:: GOAL ::
Everything in the data should be repeated exactly, save for the images.

RAW RECORDS start

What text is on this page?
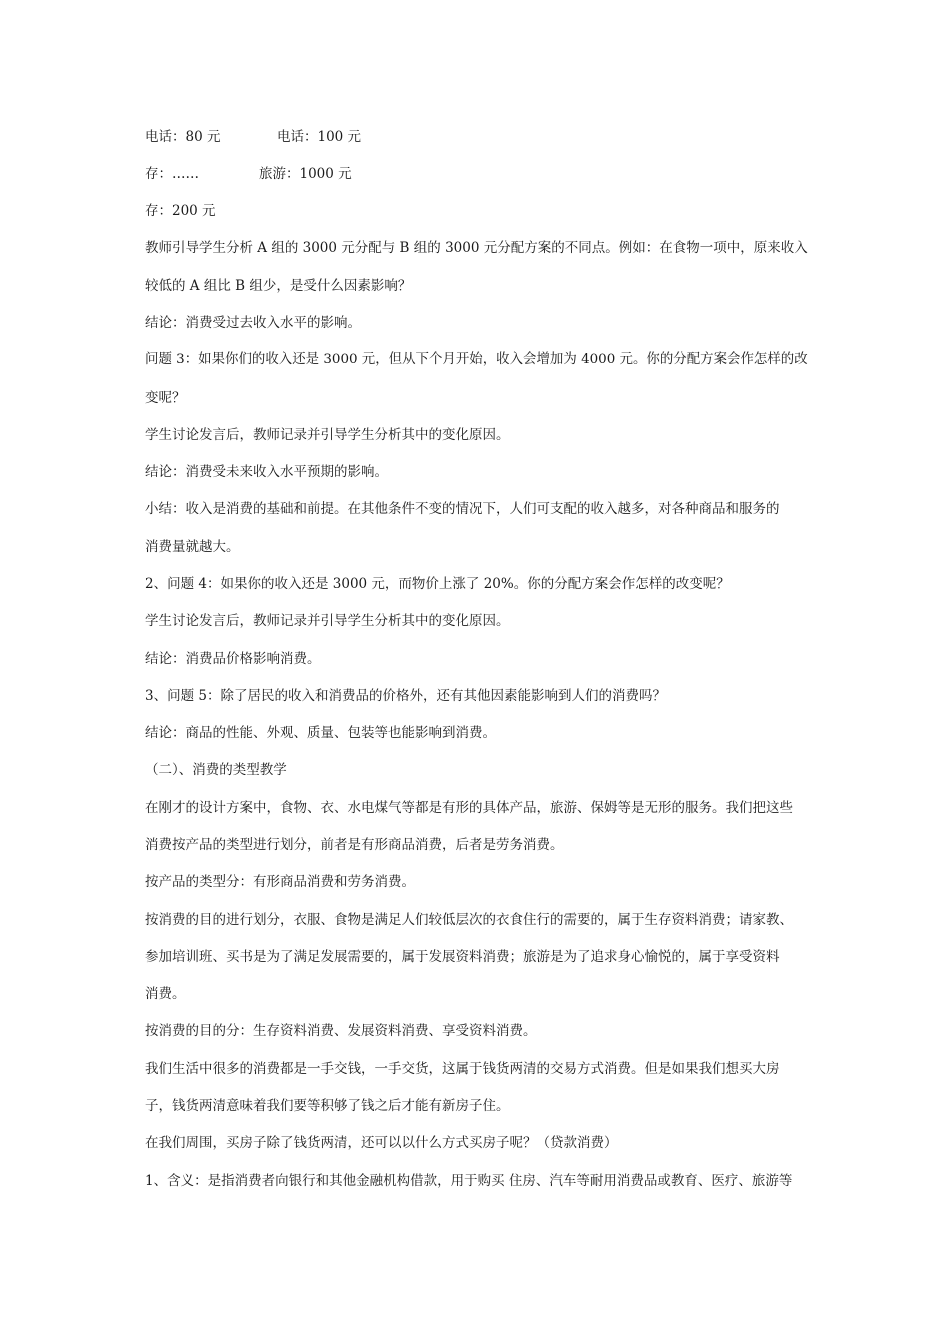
电话：80 元	电话：100 元
存：……	旅游：1000 元
存：200 元
教师引导学生分析 A 组的 3000 元分配与 B 组的 3000 元分配方案的不同点。例如：在食物一项中，原来收入
较低的 A 组比 B 组少，是受什么因素影响？
结论：消费受过去收入水平的影响。
问题 3：如果你们的收入还是 3000 元，但从下个月开始，收入会增加为 4000 元。你的分配方案会作怎样的改
变呢？
学生讨论发言后，教师记录并引导学生分析其中的变化原因。
结论：消费受未来收入水平预期的影响。
小结：收入是消费的基础和前提。在其他条件不变的情况下，人们可支配的收入越多，对各种商品和服务的
消费量就越大。
2、问题 4：如果你的收入还是 3000 元，而物价上涨了 20%。你的分配方案会作怎样的改变呢？
学生讨论发言后，教师记录并引导学生分析其中的变化原因。
结论：消费品价格影响消费。
3、问题 5：除了居民的收入和消费品的价格外，还有其他因素能影响到人们的消费吗？
结论：商品的性能、外观、质量、包装等也能影响到消费。
（二）、消费的类型教学
在刚才的设计方案中，食物、衣、水电煤气等都是有形的具体产品，旅游、保姆等是无形的服务。我们把这些
消费按产品的类型进行划分，前者是有形商品消费，后者是劳务消费。
按产品的类型分：有形商品消费和劳务消费。
按消费的目的进行划分，衣服、食物是满足人们较低层次的衣食住行的需要的，属于生存资料消费；请家教、
参加培训班、买书是为了满足发展需要的，属于发展资料消费；旅游是为了追求身心愉悦的，属于享受资料
消费。
按消费的目的分：生存资料消费、发展资料消费、享受资料消费。
我们生活中很多的消费都是一手交钱，一手交货，这属于钱货两清的交易方式消费。但是如果我们想买大房
子，钱货两清意味着我们要等积够了钱之后才能有新房子住。
在我们周围，买房子除了钱货两清，还可以以什么方式买房子呢？（贷款消费）
1、含义：是指消费者向银行和其他金融机构借款，用于购买 住房、汽车等耐用消费品或教育、医疗、旅游等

RAW RECORDS end

:: SOLUTION TO THIS TASK ::
What text is on this page?
电话：80 元	电话：100 元
存：……	旅游：1000 元
存：200 元
教师引导学生分析 A 组的 3000 元分配与 B 组的 3000 元分配方案的不同点。例如：在食物一项中，原来收入
较低的 A 组比 B 组少，是受什么因素影响？
结论：消费受过去收入水平的影响。
问题 3：如果你们的收入还是 3000 元，但从下个月开始，收入会增加为 4000 元。你的分配方案会作怎样的改
变呢？
学生讨论发言后，教师记录并引导学生分析其中的变化原因。
结论：消费受未来收入水平预期的影响。
小结：收入是消费的基础和前提。在其他条件不变的情况下，人们可支配的收入越多，对各种商品和服务的
消费量就越大。
2、问题 4：如果你的收入还是 3000 元，而物价上涨了 20%。你的分配方案会作怎样的改变呢？
学生讨论发言后，教师记录并引导学生分析其中的变化原因。
结论：消费品价格影响消费。
3、问题 5：除了居民的收入和消费品的价格外，还有其他因素能影响到人们的消费吗？
结论：商品的性能、外观、质量、包装等也能影响到消费。
（二）、消费的类型教学
在刚才的设计方案中，食物、衣、水电煤气等都是有形的具体产品，旅游、保姆等是无形的服务。我们把这些
消费按产品的类型进行划分，前者是有形商品消费，后者是劳务消费。
按产品的类型分：有形商品消费和劳务消费。
按消费的目的进行划分，衣服、食物是满足人们较低层次的衣食住行的需要的，属于生存资料消费；请家教、
参加培训班、买书是为了满足发展需要的，属于发展资料消费；旅游是为了追求身心愉悦的，属于享受资料
消费。
按消费的目的分：生存资料消费、发展资料消费、享受资料消费。
我们生活中很多的消费都是一手交钱，一手交货，这属于钱货两清的交易方式消费。但是如果我们想买大房
子，钱货两清意味着我们要等积够了钱之后才能有新房子住。
在我们周围，买房子除了钱货两清，还可以以什么方式买房子呢？（贷款消费）
1、含义：是指消费者向银行和其他金融机构借款，用于购买 住房、汽车等耐用消费品或教育、医疗、旅游等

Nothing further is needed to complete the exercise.